▸ BRIEF
Find the word "nogle" in the listing; pull out each line holding it.

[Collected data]
- - - - - - -

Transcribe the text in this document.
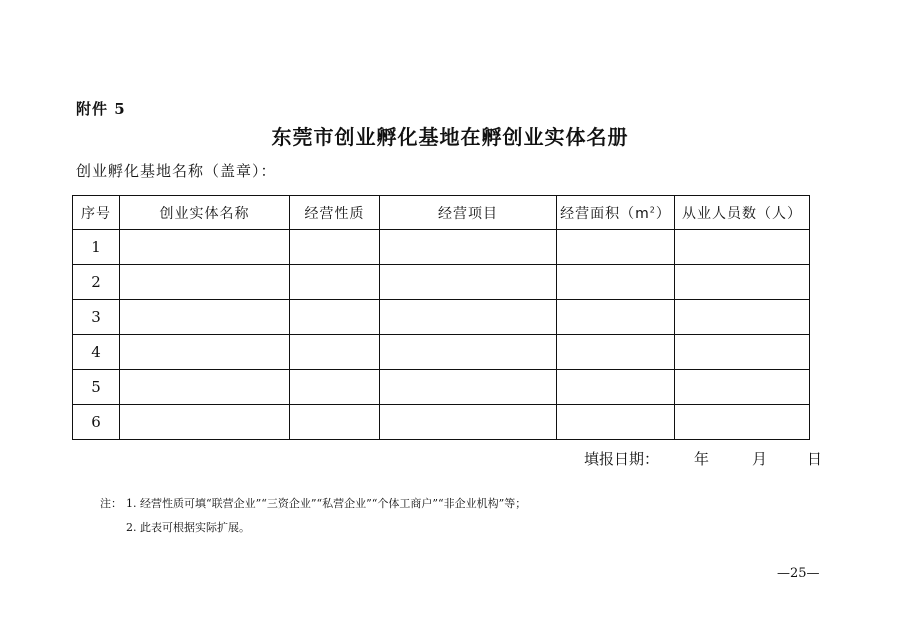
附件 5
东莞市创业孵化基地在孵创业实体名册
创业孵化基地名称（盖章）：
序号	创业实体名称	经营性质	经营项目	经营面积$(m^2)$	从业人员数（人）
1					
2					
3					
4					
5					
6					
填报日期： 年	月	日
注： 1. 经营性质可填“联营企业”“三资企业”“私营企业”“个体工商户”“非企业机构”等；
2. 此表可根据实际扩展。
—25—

- - - - - - -

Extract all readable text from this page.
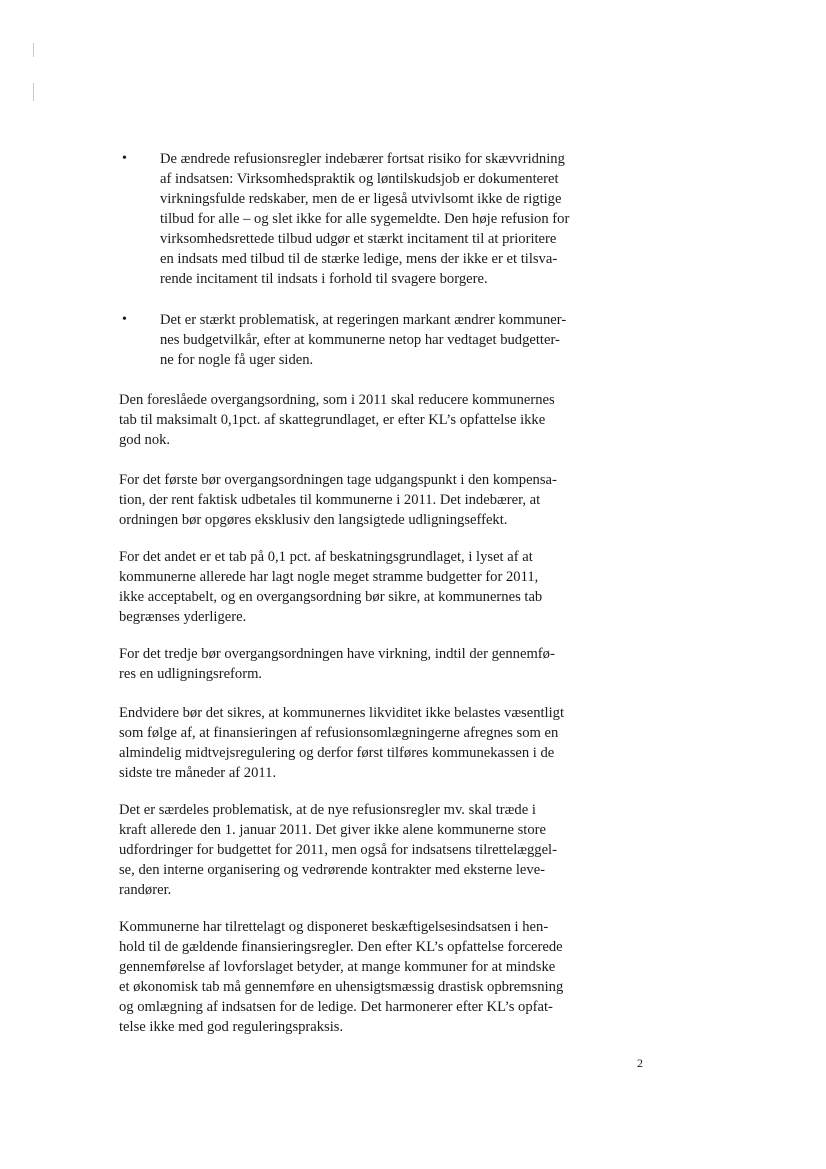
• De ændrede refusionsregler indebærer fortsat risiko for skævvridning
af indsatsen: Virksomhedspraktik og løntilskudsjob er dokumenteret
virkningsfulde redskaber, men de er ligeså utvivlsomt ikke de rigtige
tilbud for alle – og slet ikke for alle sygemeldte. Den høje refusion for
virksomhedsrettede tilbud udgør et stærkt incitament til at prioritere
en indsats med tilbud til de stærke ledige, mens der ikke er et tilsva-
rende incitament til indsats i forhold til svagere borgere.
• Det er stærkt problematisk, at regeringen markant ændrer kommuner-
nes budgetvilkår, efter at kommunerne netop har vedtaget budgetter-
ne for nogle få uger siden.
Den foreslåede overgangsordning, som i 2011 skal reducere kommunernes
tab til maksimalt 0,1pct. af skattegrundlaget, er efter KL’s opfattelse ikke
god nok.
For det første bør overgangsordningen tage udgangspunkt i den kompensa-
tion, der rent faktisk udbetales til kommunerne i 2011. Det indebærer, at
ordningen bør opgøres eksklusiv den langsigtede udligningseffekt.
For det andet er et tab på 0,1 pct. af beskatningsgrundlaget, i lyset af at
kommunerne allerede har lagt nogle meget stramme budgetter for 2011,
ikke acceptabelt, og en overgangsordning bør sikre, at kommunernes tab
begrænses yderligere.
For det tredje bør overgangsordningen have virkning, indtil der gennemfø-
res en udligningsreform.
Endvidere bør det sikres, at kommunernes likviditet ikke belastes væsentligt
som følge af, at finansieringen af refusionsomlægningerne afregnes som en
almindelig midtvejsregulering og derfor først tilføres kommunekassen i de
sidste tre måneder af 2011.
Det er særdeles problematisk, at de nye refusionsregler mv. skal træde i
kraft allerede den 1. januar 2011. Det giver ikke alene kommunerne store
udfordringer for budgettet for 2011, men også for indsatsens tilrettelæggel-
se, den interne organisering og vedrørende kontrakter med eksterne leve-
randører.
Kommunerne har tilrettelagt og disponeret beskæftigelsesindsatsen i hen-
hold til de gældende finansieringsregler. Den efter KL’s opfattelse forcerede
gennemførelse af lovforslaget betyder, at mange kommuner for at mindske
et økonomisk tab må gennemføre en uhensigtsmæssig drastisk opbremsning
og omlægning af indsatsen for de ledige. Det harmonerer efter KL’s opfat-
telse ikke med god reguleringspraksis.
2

- - - - - - -

▸ IN RESPONSE
ne for nogle få uger siden.
kommunerne allerede har lagt nogle meget stramme budgetter for 2011,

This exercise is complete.